#### SET TASK
Among the records below, find each line that includes the string "percent" and copy it.

#### ENTRIES
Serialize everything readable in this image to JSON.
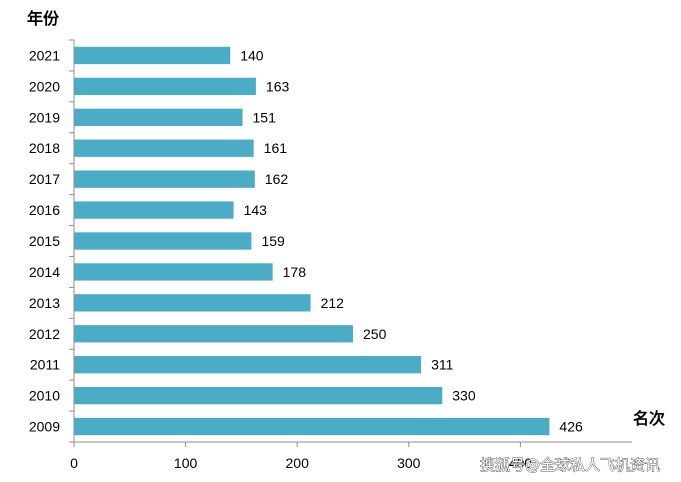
{
  "chart_data": {
    "type": "bar",
    "orientation": "horizontal",
    "categories": [
      "2021",
      "2020",
      "2019",
      "2018",
      "2017",
      "2016",
      "2015",
      "2014",
      "2013",
      "2012",
      "2011",
      "2010",
      "2009"
    ],
    "values": [
      140,
      163,
      151,
      161,
      162,
      143,
      159,
      178,
      212,
      250,
      311,
      330,
      426
    ],
    "data_labels": [
      "140",
      "163",
      "151",
      "161",
      "162",
      "143",
      "159",
      "178",
      "212",
      "250",
      "311",
      "330",
      "426"
    ],
    "ylabel": "年份",
    "xlabel": "名次",
    "xlim": [
      0,
      500
    ],
    "x_ticks": [
      "0",
      "100",
      "200",
      "300",
      "400"
    ],
    "x_tick_values": [
      0,
      100,
      200,
      300,
      400
    ],
    "grid": false,
    "legend": "none",
    "bar_color": "#4BACC6"
  },
  "watermark": "搜狐号@全球私人飞机资讯"
}
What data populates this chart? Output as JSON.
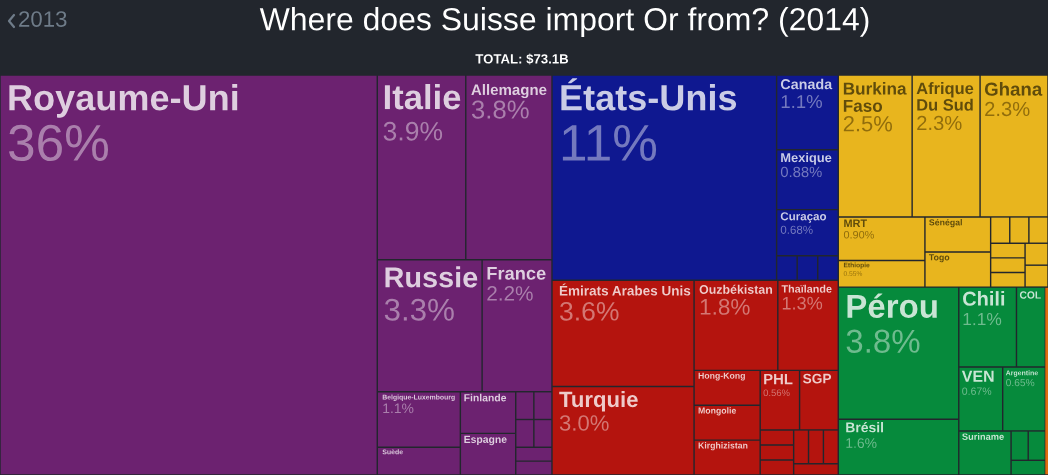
{
  "chart_data": {
    "type": "other",
    "title": "Where does Suisse import Or from? (2014)",
    "subtitle": "TOTAL: $73.1B",
    "annotations": [
      "2013"
    ],
    "categories": [
      "Royaume-Uni",
      "Italie",
      "Allemagne",
      "Russie",
      "France",
      "Belgique-Luxembourg",
      "Suède",
      "Finlande",
      "Espagne",
      null,
      null,
      null,
      null,
      null,
      null,
      "États-Unis",
      "Canada",
      "Mexique",
      "Curaçao",
      null,
      null,
      null,
      "Émirats Arabes Unis",
      "Turquie",
      "Ouzbékistan",
      "Thaïlande",
      "Hong-Kong",
      "Mongolie",
      "Kirghizistan",
      "PHL",
      "SGP",
      null,
      null,
      null,
      null,
      null,
      null,
      null,
      "Burkina Faso",
      "Afrique Du Sud",
      "Ghana",
      "MRT",
      "Ethiopie",
      "Sénégal",
      "Togo",
      null,
      null,
      null,
      null,
      null,
      null,
      null,
      null,
      "Pérou",
      "Brésil",
      "Chili",
      "COL",
      "VEN",
      "Argentine",
      "Suriname",
      null,
      null,
      null,
      null
    ],
    "values": [
      36,
      3.9,
      3.8,
      3.3,
      2.2,
      1.1,
      null,
      null,
      null,
      null,
      null,
      null,
      null,
      null,
      null,
      11,
      1.1,
      0.88,
      0.68,
      null,
      null,
      null,
      3.6,
      3.0,
      1.8,
      1.3,
      null,
      null,
      null,
      0.56,
      null,
      null,
      null,
      null,
      null,
      null,
      null,
      null,
      2.5,
      2.3,
      2.3,
      0.9,
      0.55,
      null,
      null,
      null,
      null,
      null,
      null,
      null,
      null,
      null,
      null,
      3.8,
      1.6,
      1.1,
      null,
      0.67,
      0.65,
      null,
      null,
      null,
      null,
      null
    ],
    "value_labels": [
      "36%",
      "3.9%",
      "3.8%",
      "3.3%",
      "2.2%",
      "1.1%",
      null,
      null,
      null,
      null,
      null,
      null,
      null,
      null,
      null,
      "11%",
      "1.1%",
      "0.88%",
      "0.68%",
      null,
      null,
      null,
      "3.6%",
      "3.0%",
      "1.8%",
      "1.3%",
      null,
      null,
      null,
      "0.56%",
      null,
      null,
      null,
      null,
      null,
      null,
      null,
      null,
      "2.5%",
      "2.3%",
      "2.3%",
      "0.90%",
      "0.55%",
      null,
      null,
      null,
      null,
      null,
      null,
      null,
      null,
      null,
      null,
      "3.8%",
      "1.6%",
      "1.1%",
      null,
      "0.67%",
      "0.65%",
      null,
      null,
      null,
      null,
      null
    ],
    "colors": [
      "#6c2270",
      "#6c2270",
      "#6c2270",
      "#6c2270",
      "#6c2270",
      "#6c2270",
      "#6c2270",
      "#6c2270",
      "#6c2270",
      "#6c2270",
      "#6c2270",
      "#6c2270",
      "#6c2270",
      "#6c2270",
      "#6c2270",
      "#0f1890",
      "#0f1890",
      "#0f1890",
      "#0f1890",
      "#0f1890",
      "#0f1890",
      "#0f1890",
      "#b4140e",
      "#b4140e",
      "#b4140e",
      "#b4140e",
      "#b4140e",
      "#b4140e",
      "#b4140e",
      "#b4140e",
      "#b4140e",
      "#b4140e",
      "#b4140e",
      "#b4140e",
      "#b4140e",
      "#b4140e",
      "#b4140e",
      "#b4140e",
      "#e8b51e",
      "#e8b51e",
      "#e8b51e",
      "#e8b51e",
      "#e8b51e",
      "#e8b51e",
      "#e8b51e",
      "#e8b51e",
      "#e8b51e",
      "#e8b51e",
      "#e8b51e",
      "#e8b51e",
      "#e8b51e",
      "#e8b51e",
      "#e8b51e",
      "#068a3c",
      "#068a3c",
      "#068a3c",
      "#068a3c",
      "#068a3c",
      "#068a3c",
      "#068a3c",
      "#068a3c",
      "#068a3c",
      "#068a3c",
      "#de6e0f"
    ]
  }
}
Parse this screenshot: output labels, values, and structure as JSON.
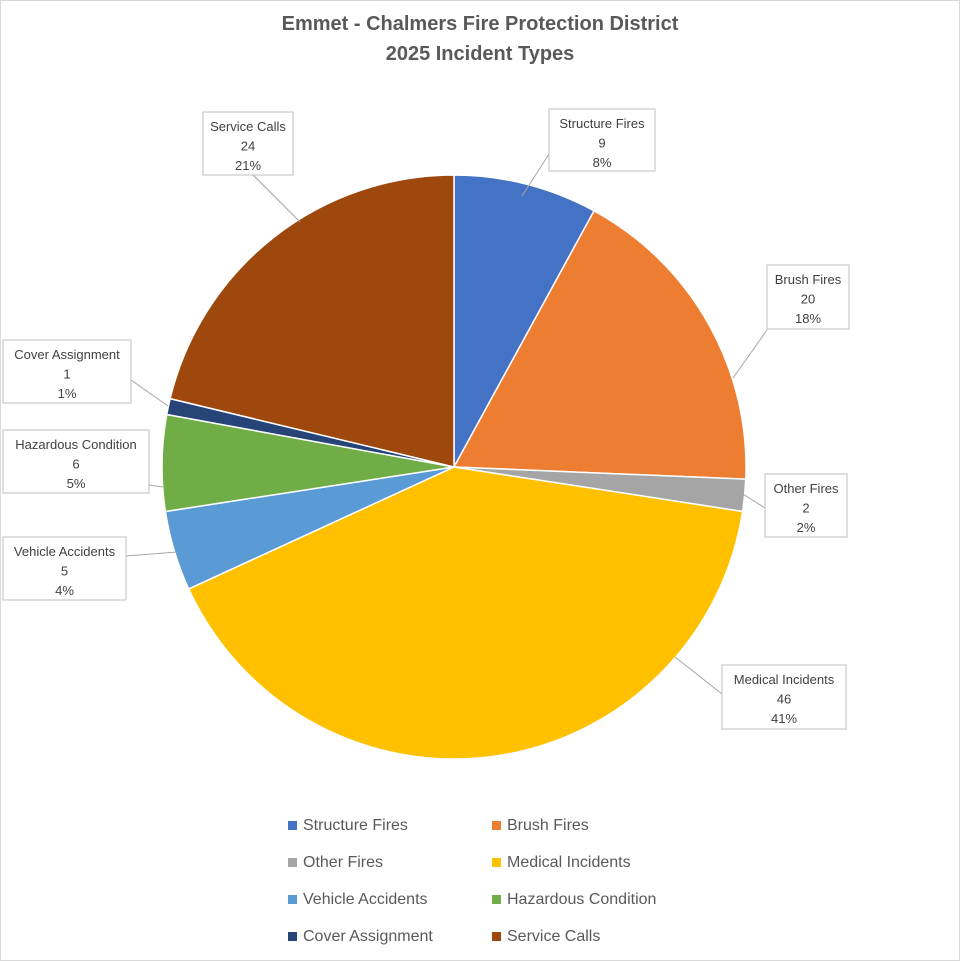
{
  "chart_data": {
    "type": "pie",
    "title": [
      "Emmet - Chalmers Fire Protection District",
      "2025 Incident Types"
    ],
    "slices": [
      {
        "label": "Structure Fires",
        "value": 9,
        "percent": "8%",
        "color": "#4472C4"
      },
      {
        "label": "Brush Fires",
        "value": 20,
        "percent": "18%",
        "color": "#ED7D31"
      },
      {
        "label": "Other Fires",
        "value": 2,
        "percent": "2%",
        "color": "#A5A5A5"
      },
      {
        "label": "Medical Incidents",
        "value": 46,
        "percent": "41%",
        "color": "#FFC000"
      },
      {
        "label": "Vehicle Accidents",
        "value": 5,
        "percent": "4%",
        "color": "#5B9BD5"
      },
      {
        "label": "Hazardous Condition",
        "value": 6,
        "percent": "5%",
        "color": "#70AD47"
      },
      {
        "label": "Cover Assignment",
        "value": 1,
        "percent": "1%",
        "color": "#264478"
      },
      {
        "label": "Service Calls",
        "value": 24,
        "percent": "21%",
        "color": "#9E480E"
      }
    ],
    "legend_position": "bottom",
    "data_labels": "label, value, percent in callout boxes"
  }
}
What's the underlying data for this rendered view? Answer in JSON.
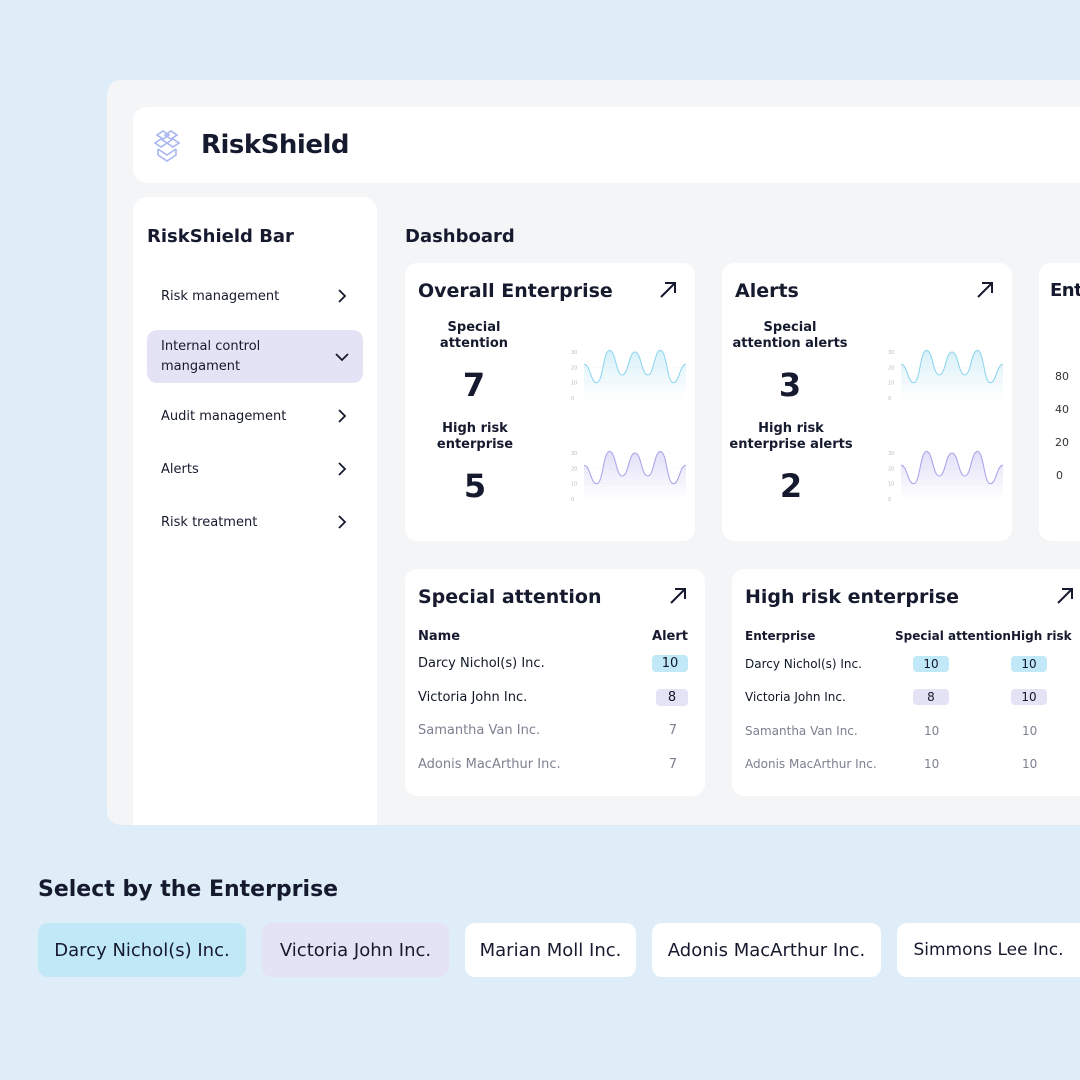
{
  "app": {
    "brand": "RiskShield"
  },
  "sidebar": {
    "title": "RiskShield Bar",
    "items": [
      {
        "label": "Risk management",
        "state": "collapsed"
      },
      {
        "label": "Internal control mangament",
        "state": "expanded"
      },
      {
        "label": "Audit management",
        "state": "collapsed"
      },
      {
        "label": "Alerts",
        "state": "collapsed"
      },
      {
        "label": "Risk treatment",
        "state": "collapsed"
      }
    ]
  },
  "dashboard": {
    "title": "Dashboard",
    "cards": [
      {
        "title": "Overall Enterprise",
        "stats": [
          {
            "label": "Special attention",
            "value": "7"
          },
          {
            "label": "High risk enterprise",
            "value": "5"
          }
        ]
      },
      {
        "title": "Alerts",
        "stats": [
          {
            "label": "Special attention alerts",
            "value": "3"
          },
          {
            "label": "High risk enterprise alerts",
            "value": "2"
          }
        ]
      },
      {
        "title": "Ent",
        "y_ticks": [
          "80",
          "40",
          "20",
          "0"
        ]
      }
    ],
    "sparkline": {
      "y_ticks": [
        "30",
        "20",
        "10",
        "0"
      ],
      "values": [
        22,
        10,
        31,
        15,
        30,
        15,
        31,
        10,
        22
      ],
      "colors": {
        "special": "#8fd6ee",
        "high_risk": "#a9a6ea"
      }
    },
    "special_attention": {
      "title": "Special attention",
      "headers": [
        "Name",
        "Alert"
      ],
      "rows": [
        {
          "name": "Darcy Nichol(s) Inc.",
          "alert": "10",
          "highlight": "blue"
        },
        {
          "name": "Victoria John Inc.",
          "alert": "8",
          "highlight": "purple"
        },
        {
          "name": "Samantha Van Inc.",
          "alert": "7",
          "highlight": ""
        },
        {
          "name": "Adonis MacArthur Inc.",
          "alert": "7",
          "highlight": ""
        }
      ]
    },
    "high_risk": {
      "title": "High risk enterprise",
      "headers": [
        "Enterprise",
        "Special attention",
        "High risk"
      ],
      "rows": [
        {
          "name": "Darcy Nichol(s) Inc.",
          "special": "10",
          "high": "10",
          "highlight": "blue"
        },
        {
          "name": "Victoria John Inc.",
          "special": "8",
          "high": "10",
          "highlight": "purple"
        },
        {
          "name": "Samantha Van Inc.",
          "special": "10",
          "high": "10",
          "highlight": ""
        },
        {
          "name": "Adonis MacArthur Inc.",
          "special": "10",
          "high": "10",
          "highlight": ""
        }
      ]
    }
  },
  "select": {
    "title": "Select by the Enterprise",
    "chips": [
      {
        "label": "Darcy Nichol(s) Inc.",
        "color": "#c0e8f6"
      },
      {
        "label": "Victoria John Inc.",
        "color": "#e4e3f5"
      },
      {
        "label": "Marian Moll Inc.",
        "color": "#ffffff"
      },
      {
        "label": "Adonis MacArthur Inc.",
        "color": "#ffffff"
      },
      {
        "label": "Simmons Lee Inc.",
        "color": "#ffffff"
      }
    ]
  }
}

#### SOLUTION TO THIS PROBLEM
        "percent": "8%",
        "percent": "18%",
        "percent": "2%",
        "percent": "41%",
        "percent": "4%",
        "percent": "5%",
        "percent": "1%",
        "percent": "21%",
    "data_labels": "label, value, percent in callout boxes"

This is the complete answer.